» **Direction**
Will you write out the data exactly, excluding every picture?

(Saved entries)
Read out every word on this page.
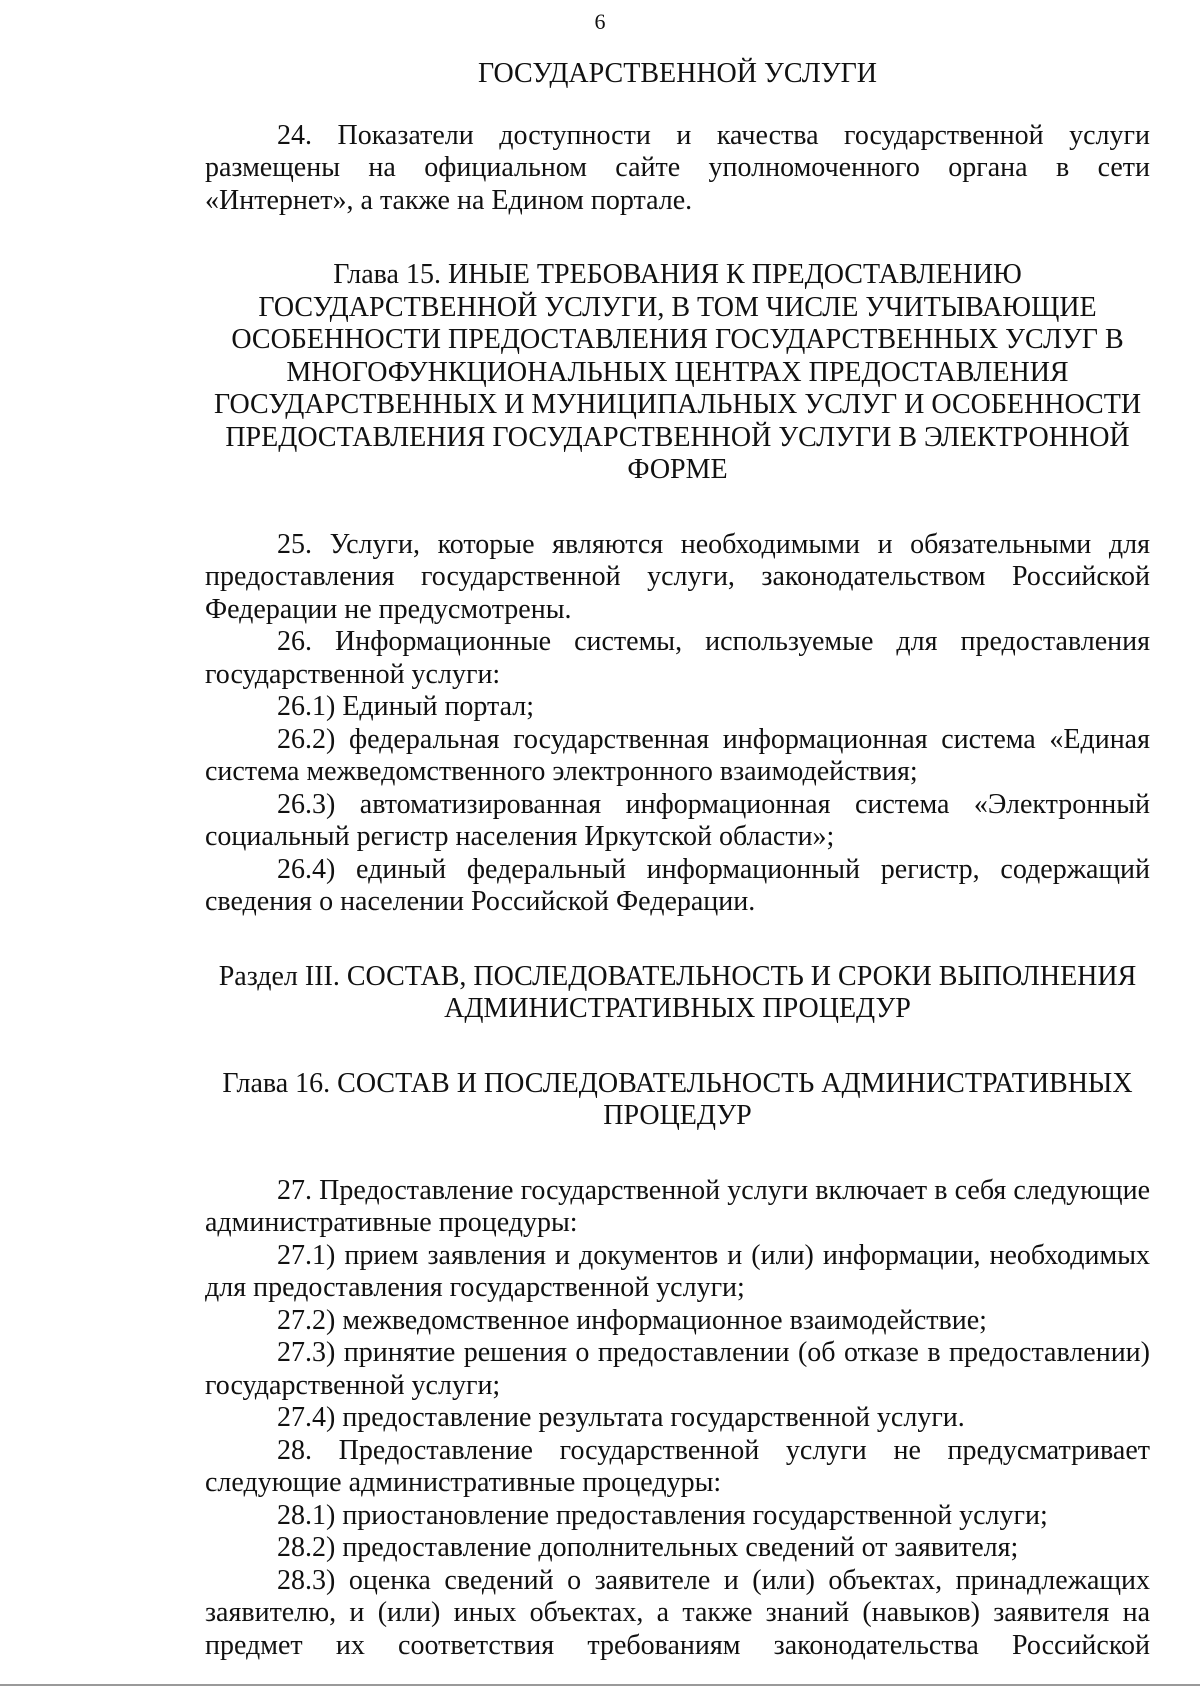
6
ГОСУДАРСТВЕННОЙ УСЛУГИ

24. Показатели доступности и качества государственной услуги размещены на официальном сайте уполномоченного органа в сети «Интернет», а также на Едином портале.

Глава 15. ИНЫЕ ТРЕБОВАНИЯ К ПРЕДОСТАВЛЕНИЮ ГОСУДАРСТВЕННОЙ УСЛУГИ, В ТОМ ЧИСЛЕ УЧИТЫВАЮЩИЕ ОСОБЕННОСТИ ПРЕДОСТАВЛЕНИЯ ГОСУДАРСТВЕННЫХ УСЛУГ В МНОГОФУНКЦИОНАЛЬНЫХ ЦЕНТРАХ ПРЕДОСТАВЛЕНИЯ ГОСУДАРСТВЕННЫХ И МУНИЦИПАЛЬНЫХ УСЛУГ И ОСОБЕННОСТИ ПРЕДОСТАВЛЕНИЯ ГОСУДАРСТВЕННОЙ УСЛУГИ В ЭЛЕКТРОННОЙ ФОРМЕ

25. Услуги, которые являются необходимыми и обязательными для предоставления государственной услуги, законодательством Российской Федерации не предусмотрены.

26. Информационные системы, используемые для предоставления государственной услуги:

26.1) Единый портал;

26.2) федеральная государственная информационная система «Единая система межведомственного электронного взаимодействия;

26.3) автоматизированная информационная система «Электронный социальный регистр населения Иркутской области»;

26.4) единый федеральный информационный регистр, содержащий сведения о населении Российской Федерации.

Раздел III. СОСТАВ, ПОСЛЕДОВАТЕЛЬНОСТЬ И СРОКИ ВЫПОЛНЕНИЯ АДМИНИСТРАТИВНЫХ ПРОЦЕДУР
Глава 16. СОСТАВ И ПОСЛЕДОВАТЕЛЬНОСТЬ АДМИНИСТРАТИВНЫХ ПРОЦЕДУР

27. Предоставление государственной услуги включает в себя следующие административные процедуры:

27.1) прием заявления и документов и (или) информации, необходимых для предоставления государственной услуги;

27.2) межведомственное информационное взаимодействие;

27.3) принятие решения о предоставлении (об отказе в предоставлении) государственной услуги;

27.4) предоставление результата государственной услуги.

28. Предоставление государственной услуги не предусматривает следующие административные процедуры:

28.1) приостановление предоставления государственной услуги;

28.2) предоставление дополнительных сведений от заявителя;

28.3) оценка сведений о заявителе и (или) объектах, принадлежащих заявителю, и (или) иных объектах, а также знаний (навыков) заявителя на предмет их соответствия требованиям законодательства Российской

» **Result of this exercise**
Read out every word on this page.
6
ГОСУДАРСТВЕННОЙ УСЛУГИ

24. Показатели доступности и качества государственной услуги размещены на официальном сайте уполномоченного органа в сети «Интернет», а также на Едином портале.

Глава 15. ИНЫЕ ТРЕБОВАНИЯ К ПРЕДОСТАВЛЕНИЮ ГОСУДАРСТВЕННОЙ УСЛУГИ, В ТОМ ЧИСЛЕ УЧИТЫВАЮЩИЕ ОСОБЕННОСТИ ПРЕДОСТАВЛЕНИЯ ГОСУДАРСТВЕННЫХ УСЛУГ В МНОГОФУНКЦИОНАЛЬНЫХ ЦЕНТРАХ ПРЕДОСТАВЛЕНИЯ ГОСУДАРСТВЕННЫХ И МУНИЦИПАЛЬНЫХ УСЛУГ И ОСОБЕННОСТИ ПРЕДОСТАВЛЕНИЯ ГОСУДАРСТВЕННОЙ УСЛУГИ В ЭЛЕКТРОННОЙ ФОРМЕ

25. Услуги, которые являются необходимыми и обязательными для предоставления государственной услуги, законодательством Российской Федерации не предусмотрены.

26. Информационные системы, используемые для предоставления государственной услуги:

26.1) Единый портал;

26.2) федеральная государственная информационная система «Единая система межведомственного электронного взаимодействия;

26.3) автоматизированная информационная система «Электронный социальный регистр населения Иркутской области»;

26.4) единый федеральный информационный регистр, содержащий сведения о населении Российской Федерации.

Раздел III. СОСТАВ, ПОСЛЕДОВАТЕЛЬНОСТЬ И СРОКИ ВЫПОЛНЕНИЯ АДМИНИСТРАТИВНЫХ ПРОЦЕДУР
Глава 16. СОСТАВ И ПОСЛЕДОВАТЕЛЬНОСТЬ АДМИНИСТРАТИВНЫХ ПРОЦЕДУР

27. Предоставление государственной услуги включает в себя следующие административные процедуры:

27.1) прием заявления и документов и (или) информации, необходимых для предоставления государственной услуги;

27.2) межведомственное информационное взаимодействие;

27.3) принятие решения о предоставлении (об отказе в предоставлении) государственной услуги;

27.4) предоставление результата государственной услуги.

28. Предоставление государственной услуги не предусматривает следующие административные процедуры:

28.1) приостановление предоставления государственной услуги;

28.2) предоставление дополнительных сведений от заявителя;

28.3) оценка сведений о заявителе и (или) объектах, принадлежащих заявителю, и (или) иных объектах, а также знаний (навыков) заявителя на предмет их соответствия требованиям законодательства Российской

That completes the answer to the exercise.